STATED EXERCISE:
Give a verbatim copy of the lines below, minus the pictures.

Stored data:
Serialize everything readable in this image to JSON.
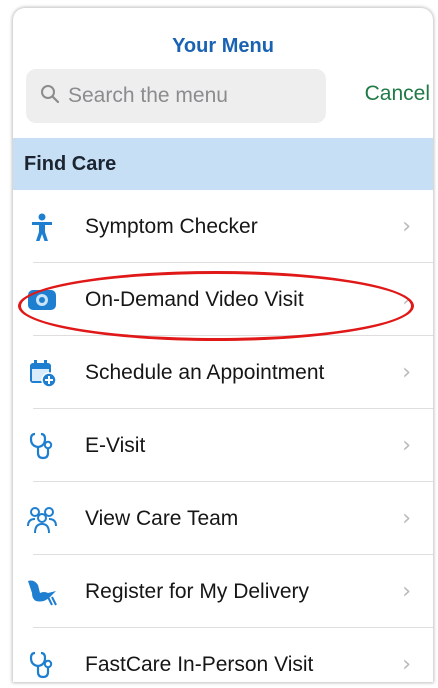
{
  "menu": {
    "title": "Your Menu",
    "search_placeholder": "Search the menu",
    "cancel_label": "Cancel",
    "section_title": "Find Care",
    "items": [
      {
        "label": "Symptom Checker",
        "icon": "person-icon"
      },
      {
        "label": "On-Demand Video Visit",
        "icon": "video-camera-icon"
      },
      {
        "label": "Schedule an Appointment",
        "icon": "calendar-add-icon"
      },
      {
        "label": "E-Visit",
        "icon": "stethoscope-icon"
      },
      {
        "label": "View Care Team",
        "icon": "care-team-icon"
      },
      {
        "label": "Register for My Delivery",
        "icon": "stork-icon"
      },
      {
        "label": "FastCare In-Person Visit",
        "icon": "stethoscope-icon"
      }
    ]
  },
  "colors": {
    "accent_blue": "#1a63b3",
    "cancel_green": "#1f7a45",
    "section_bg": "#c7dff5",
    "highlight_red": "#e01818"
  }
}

OUTPUT:
Serialize everything readable in this image to JSON.
{
  "menu": {
    "title": "Your Menu",
    "search_placeholder": "Search the menu",
    "cancel_label": "Cancel",
    "section_title": "Find Care",
    "items": [
      {
        "label": "Symptom Checker",
        "icon": "person-icon"
      },
      {
        "label": "On-Demand Video Visit",
        "icon": "video-camera-icon"
      },
      {
        "label": "Schedule an Appointment",
        "icon": "calendar-add-icon"
      },
      {
        "label": "E-Visit",
        "icon": "stethoscope-icon"
      },
      {
        "label": "View Care Team",
        "icon": "care-team-icon"
      },
      {
        "label": "Register for My Delivery",
        "icon": "stork-icon"
      },
      {
        "label": "FastCare In-Person Visit",
        "icon": "stethoscope-icon"
      }
    ]
  },
  "colors": {
    "accent_blue": "#1a63b3",
    "cancel_green": "#1f7a45",
    "section_bg": "#c7dff5",
    "highlight_red": "#e01818"
  }
}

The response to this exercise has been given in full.